Problem requirements
Answer these from the TCP page below:
1. In which document is TCP described?
2. Which event is generated once the TWSocket buffer is emptied after a send?
3. What happens if a program does not Receive all the available data?

Page
Comparative
analysis - TCP - UDP
TCP
Abbreviation of Transmission
Control Protocol, and pronounced
as separate letters. TCP is
one of the main protocols
in TCP/IP networks.
Whereas the IP
protocol deals only with packets,
TCP enables two hosts
to establish a connection and
exchange streams of data. TCP
guarantees delivery of data
and also guarantees that packets
will be delivered in the same
order in which they were sent.
TCP stands for Transmission
Control Protocol. It is described
in STD-7/RFC-793. TCP is a connection-oriented
protocol that is responsible
for reliable communication between
two end processes. The unit
of data transferred is called
a stream, which is simply a
sequence of bytes.
Being connection-oriented means
that before actually transmitting
data, you must open the connection
between the two end points.
The data can be transferred
in full duplex (send and receive
on a single connection). When
the transfer is done, you have
to close the connection to free
system resources. Both ends
know when the session is opened
(begin) and is closed (end).
The data transfer cannot take
place before both ends have
agreed upon the connection.
The connection can be closed
by either side; the other is
notified. Provision is made
to close gracefully or just
abort the connection.
Being stream oriented means
that the data is an anonymous
sequence of bytes. There is
nothing to make data boundaries
apparent. The receiver has no
means of knowing how the data
was actually transmitted. The
sender can send many small data
chunks and the receiver receive
only one big chunk, or the sender
can send a big chunk, the receiver
receiving it in a number of
smaller chunks. The only thing
that is guaranteed is that all
data sent will be received without
any error and in the correct
order. Should any error occur,
it will automatically be corrected
(retransmitted as needed) or
the error will be notified if
it can't be corrected.
At the program level, the TCP
stream look like a flat file.
When you write data to a flat
file, and read it back later,
you are absolutely unable to
know if the data has been written
in only one chunk or in several
chunks. Unless you write something
special to identify record boundaries,
there is nothing you can do
to learn it afterward. You can,
for example, use CR or CR LF
to delimit your records just
like a flat text file.
At the programming level, TWSocket
is fairly simple to use. To
send data, you just need to
call the Send method (or any
variation such as SendStr) to
give the data to be transmitted.
TWSocket will put it in a buffer
until it can be actually transmitted.
Eventually the data will be
sent in the background (the
Send method returns immediately
without waiting for the data
to be transmitted) and the OnDataSent
event will be generated once
the buffer is emptied.
To receive data, a program
must wait until it receives
the OnDataAvailable event. This
event is triggered each time
a data packet comes from the
lower level. The application
must call the Receive method
to actually get the data from
the low-level buffers. You have
to Receive all the data available
or your program will go in an
endless loop because TWSocket
will trigger the OnDataAvailable
again if you didn't Receive
all the data.
As the data is a stream of
bytes, your application must
be prepared to receive data
as sent from the sender, fragmented
in several chunks or merged
in bigger chunks. For example,
if the sender sent "Hello
" and then "World!",
it is possible to get only one
OnDataAvailable event and receive
"Hello World!" in
one chunk, or to get two events,
one for "Hello " and
the other for "World!".
You can even receive more smaller
chunks like "Hel",
"lo wo" and "rld!".
What happens depends on traffic
load, router algorithms, random
errors and many other parameters
you can't control.

Provided records
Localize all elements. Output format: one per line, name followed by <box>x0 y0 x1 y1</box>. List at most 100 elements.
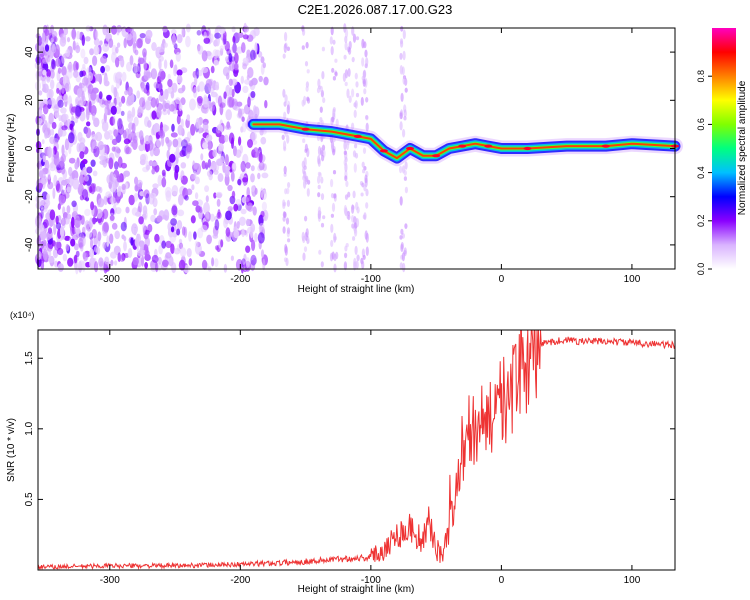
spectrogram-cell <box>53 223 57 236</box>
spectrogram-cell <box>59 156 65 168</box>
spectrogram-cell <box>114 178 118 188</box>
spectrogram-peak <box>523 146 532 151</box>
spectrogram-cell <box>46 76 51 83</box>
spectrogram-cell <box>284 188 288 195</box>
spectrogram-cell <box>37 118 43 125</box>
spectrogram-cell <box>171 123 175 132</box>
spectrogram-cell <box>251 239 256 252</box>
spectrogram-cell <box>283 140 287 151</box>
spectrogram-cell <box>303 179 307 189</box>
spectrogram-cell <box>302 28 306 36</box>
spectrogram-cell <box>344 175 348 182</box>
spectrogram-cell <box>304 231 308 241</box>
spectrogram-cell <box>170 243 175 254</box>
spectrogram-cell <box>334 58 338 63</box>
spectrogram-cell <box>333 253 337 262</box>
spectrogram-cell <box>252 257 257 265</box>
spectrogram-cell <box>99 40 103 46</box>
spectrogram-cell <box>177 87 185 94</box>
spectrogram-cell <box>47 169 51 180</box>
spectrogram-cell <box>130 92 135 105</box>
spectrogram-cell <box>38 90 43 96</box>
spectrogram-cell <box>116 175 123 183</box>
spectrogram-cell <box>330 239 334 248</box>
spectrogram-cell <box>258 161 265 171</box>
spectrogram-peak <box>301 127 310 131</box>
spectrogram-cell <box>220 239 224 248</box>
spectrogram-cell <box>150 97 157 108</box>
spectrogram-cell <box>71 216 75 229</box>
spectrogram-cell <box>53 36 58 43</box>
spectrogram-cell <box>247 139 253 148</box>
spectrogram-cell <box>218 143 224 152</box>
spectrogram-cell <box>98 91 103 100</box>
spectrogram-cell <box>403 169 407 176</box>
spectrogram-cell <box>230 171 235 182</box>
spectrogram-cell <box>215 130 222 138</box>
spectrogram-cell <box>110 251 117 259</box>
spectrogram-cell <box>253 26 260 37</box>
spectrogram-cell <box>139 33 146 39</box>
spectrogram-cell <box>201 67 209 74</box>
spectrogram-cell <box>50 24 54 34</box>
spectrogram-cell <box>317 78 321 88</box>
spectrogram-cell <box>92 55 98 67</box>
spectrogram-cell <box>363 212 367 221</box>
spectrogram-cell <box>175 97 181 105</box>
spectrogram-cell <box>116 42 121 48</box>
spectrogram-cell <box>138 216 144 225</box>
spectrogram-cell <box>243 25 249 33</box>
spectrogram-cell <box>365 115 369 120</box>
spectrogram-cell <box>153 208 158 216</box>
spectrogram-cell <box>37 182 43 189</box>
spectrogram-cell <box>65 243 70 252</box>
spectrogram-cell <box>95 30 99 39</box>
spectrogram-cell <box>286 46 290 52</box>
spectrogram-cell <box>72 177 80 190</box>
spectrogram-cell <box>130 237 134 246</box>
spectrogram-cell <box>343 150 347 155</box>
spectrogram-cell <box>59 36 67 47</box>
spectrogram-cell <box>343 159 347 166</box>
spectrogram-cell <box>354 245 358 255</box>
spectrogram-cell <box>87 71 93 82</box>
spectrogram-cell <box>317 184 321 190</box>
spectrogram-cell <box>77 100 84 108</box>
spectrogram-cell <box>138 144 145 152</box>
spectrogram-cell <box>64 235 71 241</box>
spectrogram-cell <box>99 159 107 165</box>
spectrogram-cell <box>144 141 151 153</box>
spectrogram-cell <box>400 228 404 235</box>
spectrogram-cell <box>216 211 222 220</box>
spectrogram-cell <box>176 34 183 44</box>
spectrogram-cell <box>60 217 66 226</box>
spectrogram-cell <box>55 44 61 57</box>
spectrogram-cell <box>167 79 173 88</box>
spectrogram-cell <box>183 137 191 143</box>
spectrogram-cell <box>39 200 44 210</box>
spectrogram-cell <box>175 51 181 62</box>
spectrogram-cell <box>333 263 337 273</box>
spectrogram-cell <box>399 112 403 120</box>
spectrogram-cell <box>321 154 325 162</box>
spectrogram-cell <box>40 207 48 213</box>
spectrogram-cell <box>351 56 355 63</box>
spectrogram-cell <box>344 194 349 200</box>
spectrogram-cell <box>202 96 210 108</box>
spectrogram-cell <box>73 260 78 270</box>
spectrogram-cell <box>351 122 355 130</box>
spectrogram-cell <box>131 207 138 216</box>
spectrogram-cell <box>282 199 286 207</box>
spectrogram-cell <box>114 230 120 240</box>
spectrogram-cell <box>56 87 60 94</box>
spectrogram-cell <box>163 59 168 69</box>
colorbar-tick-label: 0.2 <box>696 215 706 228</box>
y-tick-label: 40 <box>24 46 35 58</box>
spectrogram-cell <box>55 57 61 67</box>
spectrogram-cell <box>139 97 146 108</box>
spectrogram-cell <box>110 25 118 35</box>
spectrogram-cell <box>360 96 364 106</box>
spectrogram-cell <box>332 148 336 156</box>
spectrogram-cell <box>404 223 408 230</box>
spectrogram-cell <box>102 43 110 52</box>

==

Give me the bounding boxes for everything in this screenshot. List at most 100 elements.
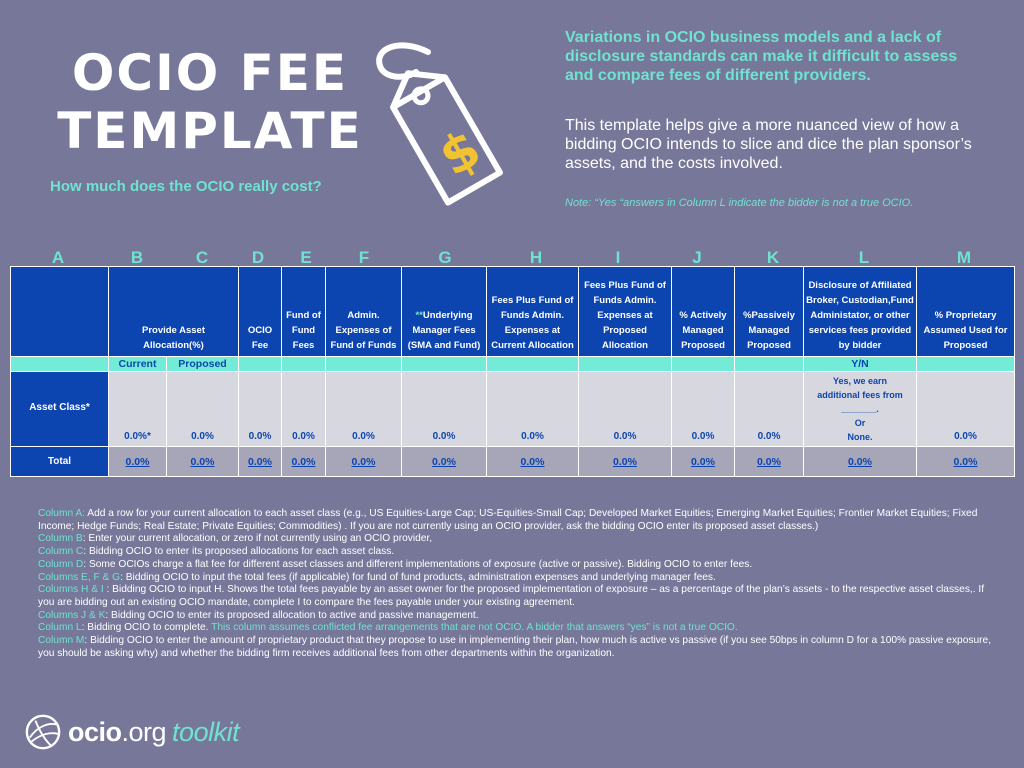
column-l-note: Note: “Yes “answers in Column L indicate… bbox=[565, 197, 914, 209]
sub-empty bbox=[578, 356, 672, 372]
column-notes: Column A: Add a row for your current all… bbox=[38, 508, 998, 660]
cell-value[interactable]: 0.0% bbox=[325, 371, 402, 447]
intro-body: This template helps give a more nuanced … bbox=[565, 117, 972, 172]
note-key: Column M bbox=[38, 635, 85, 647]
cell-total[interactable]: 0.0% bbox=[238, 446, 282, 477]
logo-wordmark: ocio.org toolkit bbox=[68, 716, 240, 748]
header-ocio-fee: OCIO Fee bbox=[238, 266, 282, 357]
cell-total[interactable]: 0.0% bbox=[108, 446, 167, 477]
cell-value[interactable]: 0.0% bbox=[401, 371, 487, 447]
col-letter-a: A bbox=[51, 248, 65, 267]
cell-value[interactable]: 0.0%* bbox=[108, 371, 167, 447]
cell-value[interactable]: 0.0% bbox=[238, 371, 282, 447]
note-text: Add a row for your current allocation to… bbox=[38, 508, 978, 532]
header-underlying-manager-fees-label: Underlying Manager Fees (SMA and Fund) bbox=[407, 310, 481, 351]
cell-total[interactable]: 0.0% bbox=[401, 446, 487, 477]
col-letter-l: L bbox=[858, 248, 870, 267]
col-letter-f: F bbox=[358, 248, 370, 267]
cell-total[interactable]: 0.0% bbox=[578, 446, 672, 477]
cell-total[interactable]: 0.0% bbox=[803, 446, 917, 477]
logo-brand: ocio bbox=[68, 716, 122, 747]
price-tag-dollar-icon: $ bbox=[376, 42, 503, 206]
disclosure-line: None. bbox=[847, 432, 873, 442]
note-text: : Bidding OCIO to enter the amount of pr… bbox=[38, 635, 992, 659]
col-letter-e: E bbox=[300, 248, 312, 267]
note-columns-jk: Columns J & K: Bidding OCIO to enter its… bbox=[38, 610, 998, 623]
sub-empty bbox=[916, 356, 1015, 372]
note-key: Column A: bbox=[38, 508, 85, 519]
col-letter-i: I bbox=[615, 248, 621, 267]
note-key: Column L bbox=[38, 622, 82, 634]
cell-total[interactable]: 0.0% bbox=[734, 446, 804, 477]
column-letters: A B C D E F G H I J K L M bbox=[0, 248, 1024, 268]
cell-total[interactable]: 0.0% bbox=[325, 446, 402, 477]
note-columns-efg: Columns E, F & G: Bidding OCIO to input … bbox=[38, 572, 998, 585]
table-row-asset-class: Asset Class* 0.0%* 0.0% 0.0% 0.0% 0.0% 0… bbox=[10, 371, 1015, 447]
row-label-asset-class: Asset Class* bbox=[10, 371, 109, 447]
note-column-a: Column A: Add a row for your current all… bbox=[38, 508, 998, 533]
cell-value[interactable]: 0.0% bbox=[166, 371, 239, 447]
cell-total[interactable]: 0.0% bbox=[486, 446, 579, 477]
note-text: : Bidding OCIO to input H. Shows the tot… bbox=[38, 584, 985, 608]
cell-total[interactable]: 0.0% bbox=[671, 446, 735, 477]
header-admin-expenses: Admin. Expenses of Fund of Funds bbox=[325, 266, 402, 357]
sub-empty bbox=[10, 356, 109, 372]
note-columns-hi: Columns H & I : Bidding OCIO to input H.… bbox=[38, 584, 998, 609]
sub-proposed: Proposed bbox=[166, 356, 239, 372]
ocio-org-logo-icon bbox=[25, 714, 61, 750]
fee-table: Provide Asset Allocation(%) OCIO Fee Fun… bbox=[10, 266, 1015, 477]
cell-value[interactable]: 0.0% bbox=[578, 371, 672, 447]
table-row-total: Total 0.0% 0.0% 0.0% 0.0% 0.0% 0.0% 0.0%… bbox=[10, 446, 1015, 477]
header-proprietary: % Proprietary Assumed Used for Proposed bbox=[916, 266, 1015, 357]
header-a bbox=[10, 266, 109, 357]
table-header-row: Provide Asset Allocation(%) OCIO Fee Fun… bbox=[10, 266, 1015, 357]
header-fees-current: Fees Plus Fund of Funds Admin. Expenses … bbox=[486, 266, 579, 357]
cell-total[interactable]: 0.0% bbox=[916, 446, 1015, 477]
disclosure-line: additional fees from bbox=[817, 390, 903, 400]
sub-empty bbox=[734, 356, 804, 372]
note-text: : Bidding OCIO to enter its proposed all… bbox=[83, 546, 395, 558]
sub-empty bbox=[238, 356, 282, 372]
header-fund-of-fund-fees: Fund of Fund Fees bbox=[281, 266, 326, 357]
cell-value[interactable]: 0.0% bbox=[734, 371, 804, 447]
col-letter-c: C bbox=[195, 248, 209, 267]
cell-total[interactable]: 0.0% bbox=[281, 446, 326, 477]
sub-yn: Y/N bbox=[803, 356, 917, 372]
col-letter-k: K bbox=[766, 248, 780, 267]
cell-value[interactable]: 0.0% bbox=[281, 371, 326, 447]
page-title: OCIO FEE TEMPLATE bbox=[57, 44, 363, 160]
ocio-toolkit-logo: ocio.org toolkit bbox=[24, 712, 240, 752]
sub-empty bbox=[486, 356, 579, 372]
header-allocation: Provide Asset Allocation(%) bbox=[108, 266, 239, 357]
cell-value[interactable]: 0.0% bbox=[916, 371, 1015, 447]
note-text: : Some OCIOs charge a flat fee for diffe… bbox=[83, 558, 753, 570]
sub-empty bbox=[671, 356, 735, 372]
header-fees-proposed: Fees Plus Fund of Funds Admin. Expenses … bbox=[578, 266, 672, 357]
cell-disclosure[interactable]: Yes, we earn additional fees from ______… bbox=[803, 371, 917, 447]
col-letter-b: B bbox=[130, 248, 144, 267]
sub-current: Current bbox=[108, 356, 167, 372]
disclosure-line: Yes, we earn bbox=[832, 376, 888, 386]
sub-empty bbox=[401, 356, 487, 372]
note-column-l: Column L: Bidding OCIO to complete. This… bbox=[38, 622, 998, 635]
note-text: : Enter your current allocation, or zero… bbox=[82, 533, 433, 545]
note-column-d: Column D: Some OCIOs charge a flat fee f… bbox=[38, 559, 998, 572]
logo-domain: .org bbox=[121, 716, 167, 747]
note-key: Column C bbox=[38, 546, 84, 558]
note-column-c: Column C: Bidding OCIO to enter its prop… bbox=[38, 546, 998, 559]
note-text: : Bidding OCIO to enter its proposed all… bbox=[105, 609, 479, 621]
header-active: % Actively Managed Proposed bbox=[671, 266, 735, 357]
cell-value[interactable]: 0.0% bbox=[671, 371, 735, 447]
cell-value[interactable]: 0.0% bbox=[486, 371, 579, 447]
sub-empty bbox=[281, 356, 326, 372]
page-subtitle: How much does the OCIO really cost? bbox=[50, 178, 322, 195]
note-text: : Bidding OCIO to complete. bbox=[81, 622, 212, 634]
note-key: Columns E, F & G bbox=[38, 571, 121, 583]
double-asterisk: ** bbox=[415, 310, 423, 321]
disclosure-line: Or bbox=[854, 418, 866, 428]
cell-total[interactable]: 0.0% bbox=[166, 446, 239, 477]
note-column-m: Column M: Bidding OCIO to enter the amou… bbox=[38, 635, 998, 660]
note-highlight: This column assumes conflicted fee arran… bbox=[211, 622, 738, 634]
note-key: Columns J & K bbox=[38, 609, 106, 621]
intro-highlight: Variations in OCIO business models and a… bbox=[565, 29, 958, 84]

--

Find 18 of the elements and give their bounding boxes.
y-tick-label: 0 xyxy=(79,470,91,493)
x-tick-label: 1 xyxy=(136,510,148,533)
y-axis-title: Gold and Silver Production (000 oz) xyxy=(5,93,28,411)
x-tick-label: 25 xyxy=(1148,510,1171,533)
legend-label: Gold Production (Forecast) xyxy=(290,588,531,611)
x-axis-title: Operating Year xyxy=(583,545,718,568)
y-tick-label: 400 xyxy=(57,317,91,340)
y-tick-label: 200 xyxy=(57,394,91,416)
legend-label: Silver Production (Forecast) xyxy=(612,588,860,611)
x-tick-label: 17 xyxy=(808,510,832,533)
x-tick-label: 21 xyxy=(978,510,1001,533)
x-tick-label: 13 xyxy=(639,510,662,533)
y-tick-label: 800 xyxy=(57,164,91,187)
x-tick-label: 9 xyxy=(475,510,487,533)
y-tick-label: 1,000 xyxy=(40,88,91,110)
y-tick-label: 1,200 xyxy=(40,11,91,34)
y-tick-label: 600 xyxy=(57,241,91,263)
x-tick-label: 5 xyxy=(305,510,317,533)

Task response
1. STD-7/RFC-793.
2. OnDataSent.
3. The program goes into an endless loop, because TWSocket triggers OnDataAvailable again.